------ DATA EXCERPTS ------

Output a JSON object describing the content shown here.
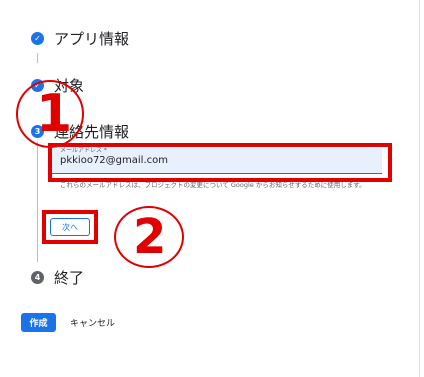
{
  "steps": [
    {
      "label": "アプリ情報",
      "state": "done",
      "icon": "check-icon",
      "icon_text": "✓"
    },
    {
      "label": "対象",
      "state": "done",
      "icon": "check-icon",
      "icon_text": "✓"
    },
    {
      "label": "連絡先情報",
      "state": "active",
      "icon": "step-number-icon",
      "icon_text": "3"
    },
    {
      "label": "終了",
      "state": "pending",
      "icon": "step-number-icon",
      "icon_text": "4"
    }
  ],
  "contact": {
    "email_caption": "メールアドレス *",
    "email_value": "pkkioo72@gmail.com",
    "helper_text": "これらのメールアドレスは、プロジェクトの変更について Google からお知らせするために使用します。",
    "next_label": "次へ"
  },
  "annotations": {
    "circle_1": "1",
    "circle_2": "2",
    "highlight_color": "#e10000"
  },
  "actions": {
    "create_label": "作成",
    "cancel_label": "キャンセル"
  },
  "colors": {
    "accent": "#1a73e8",
    "pending": "#5f6368"
  }
}
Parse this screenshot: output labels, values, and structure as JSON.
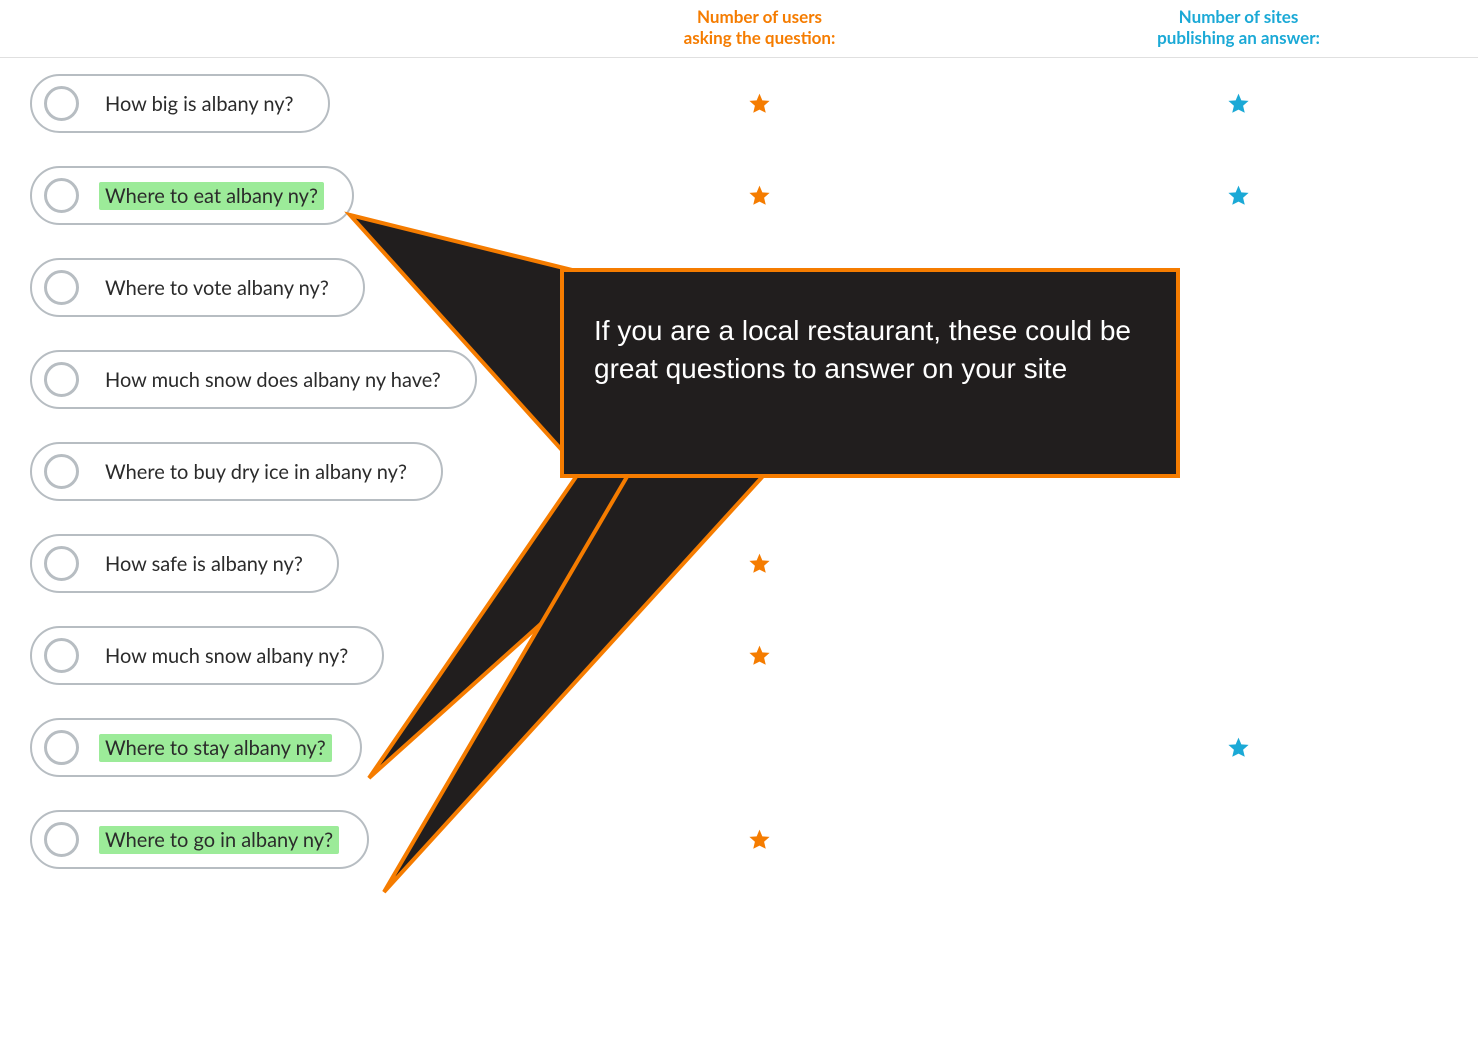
{
  "headers": {
    "users_line1": "Number of users",
    "users_line2": "asking the question:",
    "sites_line1": "Number of sites",
    "sites_line2": "publishing an answer:"
  },
  "rows": [
    {
      "label": "How big is albany ny?",
      "highlight": false,
      "user_star": true,
      "site_star": true
    },
    {
      "label": "Where to eat albany ny?",
      "highlight": true,
      "user_star": true,
      "site_star": true
    },
    {
      "label": "Where to vote albany ny?",
      "highlight": false,
      "user_star": false,
      "site_star": false
    },
    {
      "label": "How much snow does albany ny have?",
      "highlight": false,
      "user_star": false,
      "site_star": false
    },
    {
      "label": "Where to buy dry ice in albany ny?",
      "highlight": false,
      "user_star": false,
      "site_star": false
    },
    {
      "label": "How safe is albany ny?",
      "highlight": false,
      "user_star": true,
      "site_star": false
    },
    {
      "label": "How much snow albany ny?",
      "highlight": false,
      "user_star": true,
      "site_star": false
    },
    {
      "label": "Where to stay albany ny?",
      "highlight": true,
      "user_star": false,
      "site_star": true
    },
    {
      "label": "Where to go in albany ny?",
      "highlight": true,
      "user_star": true,
      "site_star": false
    }
  ],
  "callout": {
    "text": "If you are a local restaurant, these could be great questions to answer on your site"
  },
  "colors": {
    "orange": "#f57c00",
    "blue": "#1ba9d6",
    "highlight": "#9ceb99",
    "callout_bg": "#211e1e"
  }
}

------

**TASK GOAL**:
Identify the lines above that contain the word "Where", then copy them.

**TASK SOLUTION**:
      "label": "Where to eat albany ny?",
      "label": "Where to vote albany ny?",
      "label": "Where to buy dry ice in albany ny?",
      "label": "Where to stay albany ny?",
      "label": "Where to go in albany ny?",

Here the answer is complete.